[Figure data in JSON]
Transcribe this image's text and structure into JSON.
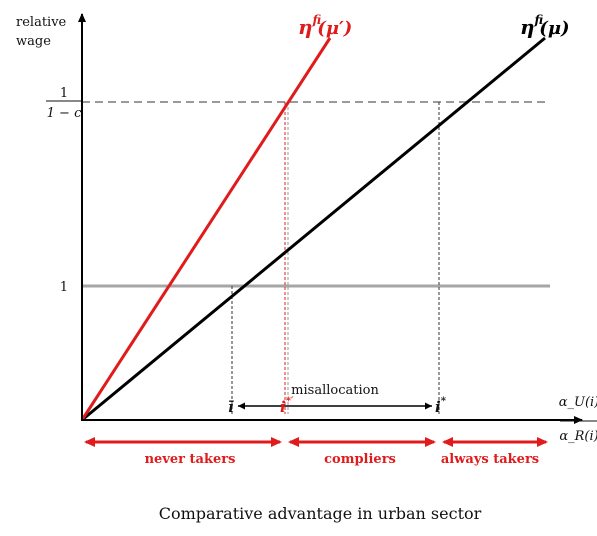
{
  "y_axis_label": [
    "relative",
    "wage"
  ],
  "y_tick_one": "1",
  "y_tick_top": {
    "numerator": "1",
    "denominator": "1 − c"
  },
  "x_axis_label": {
    "numerator": "α_U(i)",
    "denominator": "α_R(i)"
  },
  "curves": {
    "black": {
      "label_main": "η",
      "label_sup": "f",
      "label_sub": "i",
      "label_arg": "(μ)",
      "color": "#000000"
    },
    "red": {
      "label_main": "η",
      "label_sup": "f",
      "label_sub": "i",
      "label_arg": "(μ′)",
      "color": "#e01b1b"
    }
  },
  "points": {
    "i_bar": "ī",
    "i_star_prime": {
      "base": "i",
      "sup": "*′"
    },
    "i_star": {
      "base": "i",
      "sup": "*"
    }
  },
  "misallocation_label": "misallocation",
  "segments": {
    "never_takers": "never takers",
    "compliers": "compliers",
    "always_takers": "always takers"
  },
  "caption": "Comparative advantage in urban sector",
  "colors": {
    "accent_red": "#e01b1b",
    "grey_line": "#a6a6a6",
    "dashed_grey": "#9a9a9a"
  }
}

## Objective:
Write out the full listing verbatim, excluding its pictures.

## Completed exercise:
Transcribe this image's text and structure into JSON.
{
  "y_axis_label": [
    "relative",
    "wage"
  ],
  "y_tick_one": "1",
  "y_tick_top": {
    "numerator": "1",
    "denominator": "1 − c"
  },
  "x_axis_label": {
    "numerator": "α_U(i)",
    "denominator": "α_R(i)"
  },
  "curves": {
    "black": {
      "label_main": "η",
      "label_sup": "f",
      "label_sub": "i",
      "label_arg": "(μ)",
      "color": "#000000"
    },
    "red": {
      "label_main": "η",
      "label_sup": "f",
      "label_sub": "i",
      "label_arg": "(μ′)",
      "color": "#e01b1b"
    }
  },
  "points": {
    "i_bar": "ī",
    "i_star_prime": {
      "base": "i",
      "sup": "*′"
    },
    "i_star": {
      "base": "i",
      "sup": "*"
    }
  },
  "misallocation_label": "misallocation",
  "segments": {
    "never_takers": "never takers",
    "compliers": "compliers",
    "always_takers": "always takers"
  },
  "caption": "Comparative advantage in urban sector",
  "colors": {
    "accent_red": "#e01b1b",
    "grey_line": "#a6a6a6",
    "dashed_grey": "#9a9a9a"
  }
}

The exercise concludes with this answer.